* **Text block**:
--------------------------------
From 1152a30ad7c522ced9be64460f7f8cc37761f98d Mon Sep 17 00:00:00 2001
From: Daniel Eduardo Villarreal Jaime <u0168535@kuleuven.be>
Date: Tue, 2 Dec 2025 19:52:35 +0100
Subject: [PATCH 1/7] Added Precision-REcall curve in probscores, similar to
 ROC curve but better for imbalanced distribution

---
 pysteps/verification/probscores.py | 149 +++++++++++++++++++++++++++++
 1 file changed, 149 insertions(+)

diff --git a/pysteps/verification/probscores.py b/pysteps/verification/probscores.py
index f1eb398ba..96425a684 100644
--- a/pysteps/verification/probscores.py
+++ b/pysteps/verification/probscores.py
@@ -20,6 +20,10 @@
     ROC_curve_init
     ROC_curve_accum
     ROC_curve_compute
+    PR_curve
+    PR_curve_init
+    PR_curve_accum
+    PR_curve_compute
 """
--------------------------------
* **Material provided**:
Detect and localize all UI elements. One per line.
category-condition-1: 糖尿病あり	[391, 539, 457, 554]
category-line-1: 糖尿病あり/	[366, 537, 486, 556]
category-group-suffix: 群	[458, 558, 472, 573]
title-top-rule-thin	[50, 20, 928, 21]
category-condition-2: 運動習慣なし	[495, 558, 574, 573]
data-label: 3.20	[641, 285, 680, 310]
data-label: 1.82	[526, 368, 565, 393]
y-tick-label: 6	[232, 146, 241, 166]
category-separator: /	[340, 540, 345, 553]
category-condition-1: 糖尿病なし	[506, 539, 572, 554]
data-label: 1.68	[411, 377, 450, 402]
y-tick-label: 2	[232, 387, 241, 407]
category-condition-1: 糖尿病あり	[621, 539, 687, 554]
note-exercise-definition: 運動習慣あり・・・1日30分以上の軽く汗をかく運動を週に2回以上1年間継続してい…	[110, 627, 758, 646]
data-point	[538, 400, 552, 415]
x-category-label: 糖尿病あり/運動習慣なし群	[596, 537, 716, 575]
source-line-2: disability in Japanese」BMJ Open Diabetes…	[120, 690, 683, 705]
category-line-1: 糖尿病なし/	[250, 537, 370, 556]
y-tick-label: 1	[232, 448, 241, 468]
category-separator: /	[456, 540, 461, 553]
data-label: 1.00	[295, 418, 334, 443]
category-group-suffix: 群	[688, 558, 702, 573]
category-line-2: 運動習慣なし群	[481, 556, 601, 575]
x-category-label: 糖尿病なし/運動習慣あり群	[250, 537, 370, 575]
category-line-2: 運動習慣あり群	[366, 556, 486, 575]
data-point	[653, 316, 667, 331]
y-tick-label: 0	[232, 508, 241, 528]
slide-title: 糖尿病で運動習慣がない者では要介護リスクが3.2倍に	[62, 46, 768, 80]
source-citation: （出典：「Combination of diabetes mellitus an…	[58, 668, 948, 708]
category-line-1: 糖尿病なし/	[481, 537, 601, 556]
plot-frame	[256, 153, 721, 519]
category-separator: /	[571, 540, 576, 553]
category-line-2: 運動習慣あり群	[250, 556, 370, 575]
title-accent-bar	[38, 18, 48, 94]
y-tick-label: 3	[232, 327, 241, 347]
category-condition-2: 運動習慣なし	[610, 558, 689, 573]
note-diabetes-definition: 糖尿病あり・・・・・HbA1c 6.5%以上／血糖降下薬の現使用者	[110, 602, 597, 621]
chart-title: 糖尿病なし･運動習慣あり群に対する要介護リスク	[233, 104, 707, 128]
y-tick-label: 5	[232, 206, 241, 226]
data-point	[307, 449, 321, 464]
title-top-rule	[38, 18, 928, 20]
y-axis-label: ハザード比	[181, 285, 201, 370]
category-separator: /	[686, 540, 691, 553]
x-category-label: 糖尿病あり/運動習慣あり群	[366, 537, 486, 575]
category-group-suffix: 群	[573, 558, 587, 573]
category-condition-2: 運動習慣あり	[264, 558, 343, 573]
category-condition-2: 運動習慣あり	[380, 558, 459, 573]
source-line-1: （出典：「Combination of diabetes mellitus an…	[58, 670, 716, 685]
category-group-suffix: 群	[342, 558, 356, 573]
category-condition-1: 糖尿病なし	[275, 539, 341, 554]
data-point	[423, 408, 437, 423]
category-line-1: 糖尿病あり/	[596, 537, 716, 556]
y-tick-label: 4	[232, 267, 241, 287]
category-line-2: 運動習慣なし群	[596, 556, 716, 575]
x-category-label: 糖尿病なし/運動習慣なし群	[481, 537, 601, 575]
--------------------------------
* **The tasks**:
(1) How many insertions does the patch make to probscores.py?
(2) Continue the patch from where it stops.

* **Response list**:
(1) 149

(2)
 
 import numpy as np
@@ -421,3 +425,148 @@ def ROC_curve_compute(ROC, compute_area=False):
         return POFD_vals, POD_vals, area
     else:
         return POFD_vals, POD_vals
+
+
+def PR_curve(P_f, X_o, X_min, n_prob_thrs=10, compute_area=False, compute_prevalence=False):
+    """
+    Compute the Precision-Recall curve, its area, and optionally the prevalence baseline.
+
+    Parameters
+    ----------
+    P_f: array_like
+      Forecasted probabilities for exceeding the threshold specified in the PR object.
+      Non-finite values are ignored.
+    X_o: array_like
+      Observed values. Non-finite values are ignored.
+    X_min: float
+      Precipitation intensity threshold for yes/no prediction.
+    n_prob_thrs: int
+      The number of probability thresholds to use.
+      The interval [0,1] is divided into n_prob_thrs evenly spaced values.
+    compute_area: bool, optional
+      If True, compute the area under the Precision-Recall curve.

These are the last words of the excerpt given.